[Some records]
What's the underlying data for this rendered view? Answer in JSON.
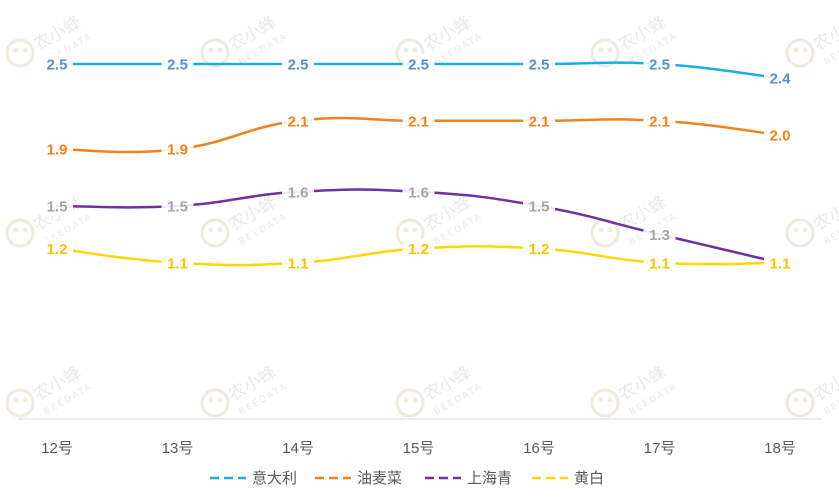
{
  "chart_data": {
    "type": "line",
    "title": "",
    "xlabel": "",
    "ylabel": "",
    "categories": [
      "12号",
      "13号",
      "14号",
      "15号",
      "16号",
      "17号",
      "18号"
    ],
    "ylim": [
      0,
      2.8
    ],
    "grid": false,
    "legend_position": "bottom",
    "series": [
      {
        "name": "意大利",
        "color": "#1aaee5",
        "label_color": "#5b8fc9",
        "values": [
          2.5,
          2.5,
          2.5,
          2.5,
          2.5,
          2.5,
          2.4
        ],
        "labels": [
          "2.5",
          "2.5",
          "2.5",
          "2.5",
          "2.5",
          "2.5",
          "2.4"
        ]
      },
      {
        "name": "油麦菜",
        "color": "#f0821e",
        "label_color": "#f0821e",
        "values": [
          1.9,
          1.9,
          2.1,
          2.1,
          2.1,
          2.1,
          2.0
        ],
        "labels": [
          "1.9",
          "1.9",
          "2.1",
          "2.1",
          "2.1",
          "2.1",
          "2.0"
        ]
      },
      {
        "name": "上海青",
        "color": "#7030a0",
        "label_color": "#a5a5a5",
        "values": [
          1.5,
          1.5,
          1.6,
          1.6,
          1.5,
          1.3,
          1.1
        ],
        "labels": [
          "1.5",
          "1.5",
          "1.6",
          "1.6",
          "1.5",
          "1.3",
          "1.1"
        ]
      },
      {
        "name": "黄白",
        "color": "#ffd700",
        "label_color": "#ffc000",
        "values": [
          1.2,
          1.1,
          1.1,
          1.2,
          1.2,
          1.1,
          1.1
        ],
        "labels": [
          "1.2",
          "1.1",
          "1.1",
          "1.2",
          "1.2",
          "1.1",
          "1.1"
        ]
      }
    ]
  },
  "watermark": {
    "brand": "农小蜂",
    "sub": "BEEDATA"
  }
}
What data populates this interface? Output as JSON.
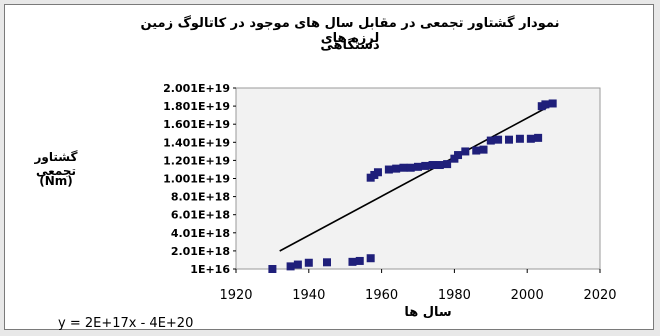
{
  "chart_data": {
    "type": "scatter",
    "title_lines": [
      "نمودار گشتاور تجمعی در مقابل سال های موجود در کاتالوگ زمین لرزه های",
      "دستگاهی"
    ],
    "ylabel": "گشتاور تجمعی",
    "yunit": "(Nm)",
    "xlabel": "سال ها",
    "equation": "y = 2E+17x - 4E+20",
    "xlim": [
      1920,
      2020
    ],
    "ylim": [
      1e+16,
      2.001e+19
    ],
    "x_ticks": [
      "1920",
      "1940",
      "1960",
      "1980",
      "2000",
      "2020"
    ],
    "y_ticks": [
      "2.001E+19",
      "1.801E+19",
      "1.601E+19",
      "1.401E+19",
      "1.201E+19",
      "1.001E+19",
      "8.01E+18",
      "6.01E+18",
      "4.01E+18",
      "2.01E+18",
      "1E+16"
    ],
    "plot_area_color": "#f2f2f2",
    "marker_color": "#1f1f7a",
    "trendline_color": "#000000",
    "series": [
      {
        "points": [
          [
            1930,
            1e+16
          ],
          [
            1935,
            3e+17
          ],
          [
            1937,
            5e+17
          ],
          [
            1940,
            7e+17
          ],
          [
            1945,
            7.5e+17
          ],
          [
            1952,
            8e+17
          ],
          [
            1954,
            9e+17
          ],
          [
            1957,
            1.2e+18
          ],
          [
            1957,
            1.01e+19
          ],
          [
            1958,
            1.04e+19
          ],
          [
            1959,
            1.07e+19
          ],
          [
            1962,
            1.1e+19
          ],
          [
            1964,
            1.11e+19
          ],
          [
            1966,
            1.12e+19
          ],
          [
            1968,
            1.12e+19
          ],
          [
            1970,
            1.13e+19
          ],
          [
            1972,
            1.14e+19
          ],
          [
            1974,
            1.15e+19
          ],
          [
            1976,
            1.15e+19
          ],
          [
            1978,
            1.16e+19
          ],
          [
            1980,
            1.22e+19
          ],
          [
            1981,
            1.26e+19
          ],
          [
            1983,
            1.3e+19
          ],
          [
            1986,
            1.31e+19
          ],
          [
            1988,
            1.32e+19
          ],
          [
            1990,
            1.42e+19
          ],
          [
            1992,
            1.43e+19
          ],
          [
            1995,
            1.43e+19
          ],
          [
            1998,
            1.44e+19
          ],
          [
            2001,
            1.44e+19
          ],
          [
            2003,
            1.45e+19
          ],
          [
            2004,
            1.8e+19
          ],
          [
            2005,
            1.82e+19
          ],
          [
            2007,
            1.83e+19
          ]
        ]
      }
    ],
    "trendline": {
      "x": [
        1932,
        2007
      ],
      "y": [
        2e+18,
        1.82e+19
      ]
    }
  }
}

## TASK INSTRUCTIONS
List every line above containing the word "this".

## FULL ANSWER
What's the underlying data for this rendered view? Answer in JSON.
What data populates this interface? Output as JSON.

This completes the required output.